WORK REQUIRED ▸ Look through the records that follow. Copy every line containing the word "annotation".

_____

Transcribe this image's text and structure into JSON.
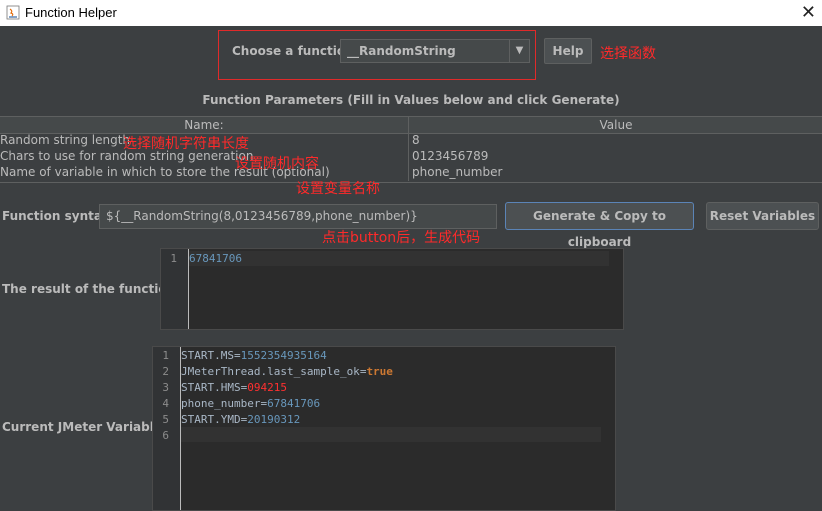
{
  "window": {
    "title": "Function Helper"
  },
  "chooser": {
    "label": "Choose a function",
    "selected": "__RandomString",
    "help_label": "Help",
    "annotation": "选择函数"
  },
  "params": {
    "title": "Function Parameters (Fill in Values below and click Generate)",
    "columns": [
      "Name:",
      "Value"
    ],
    "rows": [
      {
        "name": "Random string length",
        "value": "8",
        "annotation": "选择随机字符串长度"
      },
      {
        "name": "Chars to use for random string generation",
        "value": "0123456789",
        "annotation": "设置随机内容"
      },
      {
        "name": "Name of variable in which to store the result (optional)",
        "value": "phone_number",
        "annotation": "设置变量名称"
      }
    ]
  },
  "syntax": {
    "label": "Function syntax:",
    "value": "${__RandomString(8,0123456789,phone_number)}",
    "generate_label": "Generate & Copy to clipboard",
    "reset_label": "Reset Variables",
    "annotation": "点击button后，生成代码"
  },
  "result": {
    "label": "The result of the function is",
    "line_number": "1",
    "value": "67841706"
  },
  "variables": {
    "label": "Current JMeter Variables",
    "lines": [
      {
        "n": "1",
        "key": "START.MS",
        "val": "1552354935164"
      },
      {
        "n": "2",
        "key": "JMeterThread.last_sample_ok",
        "val": "true"
      },
      {
        "n": "3",
        "key": "START.HMS",
        "val": "094215"
      },
      {
        "n": "4",
        "key": "phone_number",
        "val": "67841706"
      },
      {
        "n": "5",
        "key": "START.YMD",
        "val": "20190312"
      },
      {
        "n": "6",
        "key": "",
        "val": ""
      }
    ]
  },
  "colors": {
    "background": "#3c3f41",
    "annotation": "#ff2a2a",
    "number": "#6897bb",
    "keyword": "#cc7832",
    "highlight_value": "#ff3030"
  }
}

_____

WRITTEN ANSWER ▸
    "annotation": "选择函数"
        "annotation": "选择随机字符串长度"
        "annotation": "设置随机内容"
        "annotation": "设置变量名称"
    "annotation": "点击button后，生成代码"
    "annotation": "#ff2a2a",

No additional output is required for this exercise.